**WHAT TO PRODUCE**
Update the material below by replacing every "x-tick-label" with "x-axis-tick" and leaving everything else unchanged. Leave the pictures out of your answer.

── RECORDS TO PROCESS

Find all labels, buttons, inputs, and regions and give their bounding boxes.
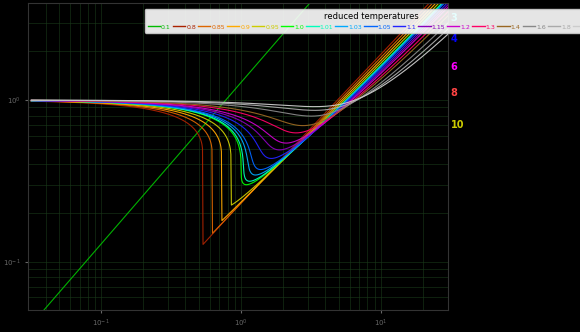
Text: 3: 3 [451,13,458,24]
Legend: 0.1, 0.8, 0.85, 0.9, 0.95, 1.0, 1.01, 1.03, 1.05, 1.1, 1.15, 1.2, 1.3, 1.4, 1.6,: 0.1, 0.8, 0.85, 0.9, 0.95, 1.0, 1.01, 1.… [144,9,580,33]
Text: 4: 4 [451,34,458,43]
Text: 8: 8 [451,88,458,98]
Text: 6: 6 [451,62,458,72]
Text: 10: 10 [451,120,464,130]
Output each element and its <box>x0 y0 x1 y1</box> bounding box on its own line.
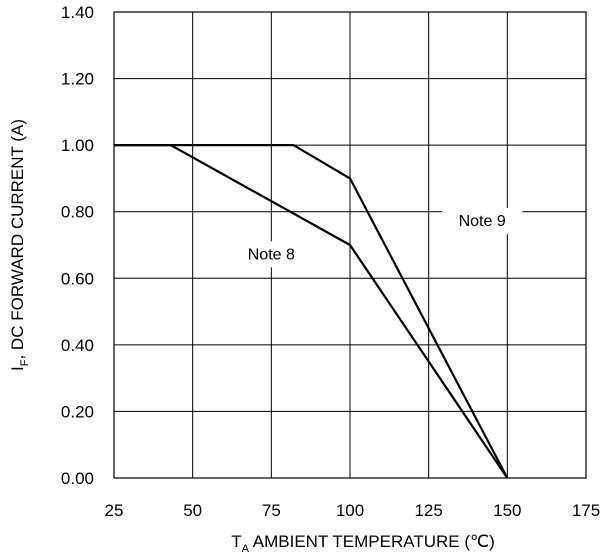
y-tick-label: 0.80 <box>61 203 94 222</box>
note-label: Note 8 <box>248 246 295 263</box>
x-tick-label: 125 <box>414 501 442 520</box>
series-line-2 <box>114 144 509 479</box>
y-tick-label: 1.20 <box>61 70 94 89</box>
note-label: Note 9 <box>459 213 506 230</box>
tick-labels: 25 50 75 100 125 150 175 0.00 0.20 0.40 0.60 0.80 1.… <box>61 3 600 520</box>
x-tick-label: 25 <box>105 501 124 520</box>
y-tick-label: 0.40 <box>61 336 94 355</box>
note-label-background <box>442 208 523 235</box>
y-tick-label: 1.40 <box>61 3 94 22</box>
plot-frame <box>113 11 587 479</box>
x-tick-label: 150 <box>493 501 521 520</box>
series-group <box>114 144 509 479</box>
y-tick-label: 1.00 <box>61 136 94 155</box>
y-tick-label: 0.00 <box>61 469 94 488</box>
grid <box>113 11 587 479</box>
note-label-background <box>231 241 312 268</box>
annotations: Note 8 Note 9 <box>231 208 523 268</box>
series-line-1 <box>114 144 509 479</box>
x-tick-label: 75 <box>262 501 281 520</box>
y-tick-label: 0.20 <box>61 402 94 421</box>
y-axis-label: IF, DC FORWARD CURRENT (A) <box>8 119 31 371</box>
x-axis-label: TA AMBIENT TEMPERATURE (℃) <box>231 532 495 554</box>
x-tick-label: 50 <box>183 501 202 520</box>
y-tick-label: 0.60 <box>61 269 94 288</box>
x-tick-label: 100 <box>336 501 364 520</box>
x-tick-label: 175 <box>572 501 600 520</box>
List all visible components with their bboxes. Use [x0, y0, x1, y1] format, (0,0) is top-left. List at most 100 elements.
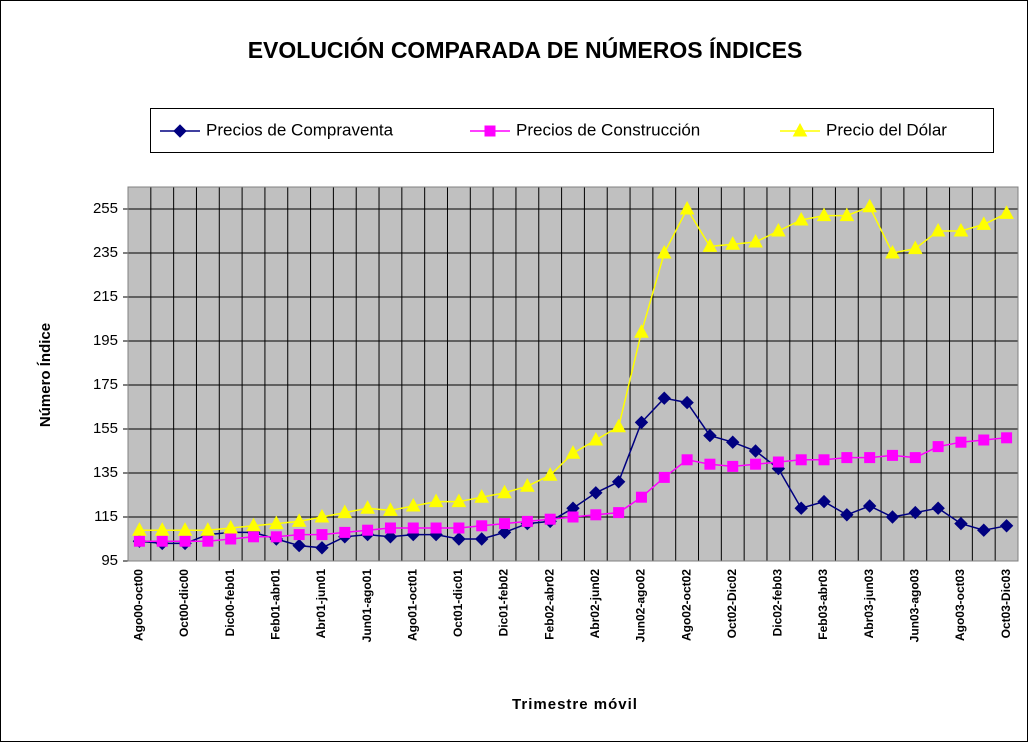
x-tick-label: Abr03-jun03	[862, 569, 876, 639]
y-tick-label: 115	[94, 508, 118, 525]
x-tick-label: Dic02-feb03	[771, 569, 785, 637]
marker	[864, 452, 876, 464]
marker	[931, 501, 945, 515]
marker	[453, 522, 465, 534]
marker	[428, 493, 444, 508]
marker	[907, 240, 923, 255]
marker	[932, 441, 944, 453]
marker	[795, 454, 807, 466]
marker	[451, 493, 467, 508]
marker	[793, 211, 809, 226]
marker	[727, 460, 739, 472]
x-tick-label: Jun03-ago03	[907, 569, 921, 643]
marker	[885, 244, 900, 259]
marker	[225, 533, 237, 545]
plot-area	[128, 187, 1018, 561]
x-tick-label: Dic01-feb02	[497, 569, 511, 637]
chart-title: EVOLUCIÓN COMPARADA DE NÚMEROS ÍNDICES	[248, 36, 803, 63]
marker	[202, 535, 214, 547]
marker	[544, 513, 556, 525]
marker	[862, 499, 877, 513]
marker	[521, 515, 533, 527]
marker	[954, 516, 968, 531]
marker	[816, 207, 832, 222]
plot-border	[127, 186, 1019, 562]
y-tick-label: 155	[93, 420, 118, 437]
marker	[613, 507, 625, 519]
marker	[474, 489, 490, 503]
marker	[484, 125, 496, 137]
marker	[337, 504, 353, 519]
marker	[291, 513, 307, 527]
marker	[246, 517, 261, 532]
marker	[703, 428, 717, 443]
marker	[955, 436, 967, 448]
marker	[497, 525, 512, 540]
legend-label: Precios de Compraventa	[206, 120, 394, 139]
marker	[542, 467, 558, 481]
marker	[200, 522, 216, 536]
marker	[520, 478, 535, 492]
y-tick-label: 135	[93, 464, 118, 481]
marker	[750, 458, 762, 470]
marker	[748, 233, 763, 248]
marker	[475, 532, 489, 546]
marker	[292, 538, 306, 553]
marker	[156, 535, 168, 547]
marker	[794, 501, 808, 515]
marker	[818, 454, 830, 466]
x-tick-label: Ago02-oct02	[679, 569, 693, 641]
x-tick-label: Dic00-feb01	[223, 569, 237, 637]
marker	[702, 238, 718, 252]
marker	[657, 391, 671, 405]
marker	[177, 522, 193, 536]
marker	[248, 531, 260, 543]
y-tick-label: 175	[93, 376, 118, 393]
x-tick-label: Jun02-ago02	[634, 569, 648, 643]
marker	[658, 471, 670, 483]
x-tick-label: Abr01-jun01	[314, 569, 328, 639]
y-tick-label: 255	[93, 200, 118, 217]
marker	[635, 491, 647, 503]
y-tick-label: 95	[101, 552, 118, 569]
marker	[270, 531, 282, 543]
y-tick-label: 235	[93, 244, 118, 261]
marker	[680, 395, 694, 410]
marker	[976, 216, 992, 230]
marker	[908, 505, 923, 520]
marker	[133, 535, 145, 547]
legend-label: Precios de Construcción	[516, 120, 700, 139]
marker	[383, 502, 398, 516]
marker	[886, 449, 898, 461]
y-tick-label: 215	[93, 288, 118, 305]
marker	[909, 452, 921, 464]
marker	[339, 526, 351, 538]
marker	[634, 324, 649, 338]
marker	[567, 511, 579, 523]
marker	[611, 475, 626, 489]
marker	[748, 444, 763, 458]
x-tick-label: Abr02-jun02	[588, 569, 602, 639]
marker	[268, 515, 284, 530]
x-tick-label: Jun01-ago01	[360, 569, 374, 643]
marker	[383, 530, 398, 544]
marker	[862, 198, 878, 213]
marker	[725, 236, 741, 250]
marker	[656, 244, 672, 259]
marker	[679, 200, 695, 215]
marker	[681, 454, 693, 466]
marker	[771, 222, 786, 237]
marker	[588, 431, 604, 446]
marker	[132, 522, 147, 536]
x-axis-title: Trimestre móvil	[512, 696, 638, 713]
marker	[999, 205, 1014, 219]
marker	[841, 452, 853, 464]
marker	[953, 222, 969, 237]
marker	[772, 456, 784, 468]
marker	[978, 434, 990, 446]
marker	[726, 435, 740, 449]
marker	[590, 509, 602, 521]
marker	[499, 518, 511, 530]
marker	[817, 494, 831, 509]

────

**RESPONSE**
Find all labels, buttons, inputs, and regions and give their bounding boxes.
Text: 3: 3 [451,13,458,24]
Legend: 0.1, 0.8, 0.85, 0.9, 0.95, 1.0, 1.01, 1.03, 1.05, 1.1, 1.15, 1.2, 1.3, 1.4, 1.6,: 0.1, 0.8, 0.85, 0.9, 0.95, 1.0, 1.01, 1.… [144,9,580,33]
Text: 4: 4 [451,34,458,43]
Text: 8: 8 [451,88,458,98]
Text: 6: 6 [451,62,458,72]
Text: 10: 10 [451,120,464,130]
Output each element and its <box>x0 y0 x1 y1</box> bounding box on its own line.
y-tick-label: 0.80 <box>61 203 94 222</box>
note-label: Note 8 <box>248 246 295 263</box>
x-axis-tick: 125 <box>414 501 442 520</box>
series-line-2 <box>114 144 509 479</box>
y-tick-label: 1.20 <box>61 70 94 89</box>
note-label: Note 9 <box>459 213 506 230</box>
tick-labels: 25 50 75 100 125 150 175 0.00 0.20 0.40 0.60 0.80 1.… <box>61 3 600 520</box>
x-axis-tick: 25 <box>105 501 124 520</box>
y-tick-label: 0.40 <box>61 336 94 355</box>
note-label-background <box>442 208 523 235</box>
y-tick-label: 1.40 <box>61 3 94 22</box>
plot-frame <box>113 11 587 479</box>
x-axis-tick: 150 <box>493 501 521 520</box>
series-group <box>114 144 509 479</box>
y-tick-label: 1.00 <box>61 136 94 155</box>
y-tick-label: 0.00 <box>61 469 94 488</box>
grid <box>113 11 587 479</box>
note-label-background <box>231 241 312 268</box>
annotations: Note 8 Note 9 <box>231 208 523 268</box>
series-line-1 <box>114 144 509 479</box>
x-axis-tick: 75 <box>262 501 281 520</box>
y-tick-label: 0.20 <box>61 402 94 421</box>
y-axis-label: IF, DC FORWARD CURRENT (A) <box>8 119 31 371</box>
x-axis-label: TA AMBIENT TEMPERATURE (℃) <box>231 532 495 554</box>
x-axis-tick: 50 <box>183 501 202 520</box>
y-tick-label: 0.60 <box>61 269 94 288</box>
x-axis-tick: 100 <box>336 501 364 520</box>
x-axis-tick: 175 <box>572 501 600 520</box>
List all visible components with their bboxes. Use [x0, y0, x1, y1] format, (0,0) is top-left. List at most 100 elements.
x-axis-tick: Abr03-jun03	[862, 569, 876, 639]
y-tick-label: 115	[94, 508, 118, 525]
x-axis-tick: Dic02-feb03	[771, 569, 785, 637]
marker	[864, 452, 876, 464]
marker	[931, 501, 945, 515]
marker	[453, 522, 465, 534]
marker	[428, 493, 444, 508]
marker	[907, 240, 923, 255]
marker	[932, 441, 944, 453]
marker	[795, 454, 807, 466]
marker	[451, 493, 467, 508]
marker	[793, 211, 809, 226]
marker	[727, 460, 739, 472]
x-axis-tick: Jun03-ago03	[907, 569, 921, 643]
marker	[885, 244, 900, 259]
marker	[225, 533, 237, 545]
plot-area	[128, 187, 1018, 561]
x-axis-tick: Dic01-feb02	[497, 569, 511, 637]
chart-title: EVOLUCIÓN COMPARADA DE NÚMEROS ÍNDICES	[248, 36, 803, 63]
marker	[202, 535, 214, 547]
marker	[544, 513, 556, 525]
marker	[862, 499, 877, 513]
marker	[521, 515, 533, 527]
marker	[954, 516, 968, 531]
marker	[816, 207, 832, 222]
plot-border	[127, 186, 1019, 562]
y-tick-label: 155	[93, 420, 118, 437]
marker	[613, 507, 625, 519]
marker	[474, 489, 490, 503]
marker	[484, 125, 496, 137]
marker	[337, 504, 353, 519]
marker	[291, 513, 307, 527]
marker	[246, 517, 261, 532]
marker	[703, 428, 717, 443]
marker	[955, 436, 967, 448]
marker	[497, 525, 512, 540]
legend-label: Precios de Compraventa	[206, 120, 394, 139]
marker	[542, 467, 558, 481]
marker	[200, 522, 216, 536]
marker	[520, 478, 535, 492]
y-tick-label: 135	[93, 464, 118, 481]
marker	[750, 458, 762, 470]
marker	[748, 233, 763, 248]
marker	[475, 532, 489, 546]
marker	[292, 538, 306, 553]
marker	[156, 535, 168, 547]
marker	[794, 501, 808, 515]
marker	[818, 454, 830, 466]
x-axis-tick: Ago02-oct02	[679, 569, 693, 641]
x-axis-tick: Dic00-feb01	[223, 569, 237, 637]
marker	[702, 238, 718, 252]
marker	[657, 391, 671, 405]
marker	[177, 522, 193, 536]
marker	[248, 531, 260, 543]
y-tick-label: 175	[93, 376, 118, 393]
x-axis-tick: Jun02-ago02	[634, 569, 648, 643]
marker	[658, 471, 670, 483]
x-axis-tick: Abr01-jun01	[314, 569, 328, 639]
y-tick-label: 255	[93, 200, 118, 217]
marker	[635, 491, 647, 503]
y-tick-label: 95	[101, 552, 118, 569]
marker	[270, 531, 282, 543]
y-tick-label: 235	[93, 244, 118, 261]
marker	[680, 395, 694, 410]
marker	[976, 216, 992, 230]
marker	[908, 505, 923, 520]
marker	[133, 535, 145, 547]
legend-label: Precios de Construcción	[516, 120, 700, 139]
marker	[383, 502, 398, 516]
marker	[886, 449, 898, 461]
y-tick-label: 215	[93, 288, 118, 305]
marker	[909, 452, 921, 464]
marker	[339, 526, 351, 538]
marker	[634, 324, 649, 338]
marker	[567, 511, 579, 523]
marker	[611, 475, 626, 489]
marker	[748, 444, 763, 458]
x-axis-tick: Abr02-jun02	[588, 569, 602, 639]
marker	[268, 515, 284, 530]
x-axis-tick: Jun01-ago01	[360, 569, 374, 643]
marker	[383, 530, 398, 544]
marker	[862, 198, 878, 213]
marker	[725, 236, 741, 250]
marker	[656, 244, 672, 259]
marker	[679, 200, 695, 215]
marker	[681, 454, 693, 466]
marker	[771, 222, 786, 237]
marker	[588, 431, 604, 446]
marker	[132, 522, 147, 536]
x-axis-title: Trimestre móvil	[512, 696, 638, 713]
marker	[999, 205, 1014, 219]
marker	[841, 452, 853, 464]
marker	[953, 222, 969, 237]
marker	[772, 456, 784, 468]
marker	[978, 434, 990, 446]
marker	[726, 435, 740, 449]
marker	[590, 509, 602, 521]
marker	[499, 518, 511, 530]
marker	[817, 494, 831, 509]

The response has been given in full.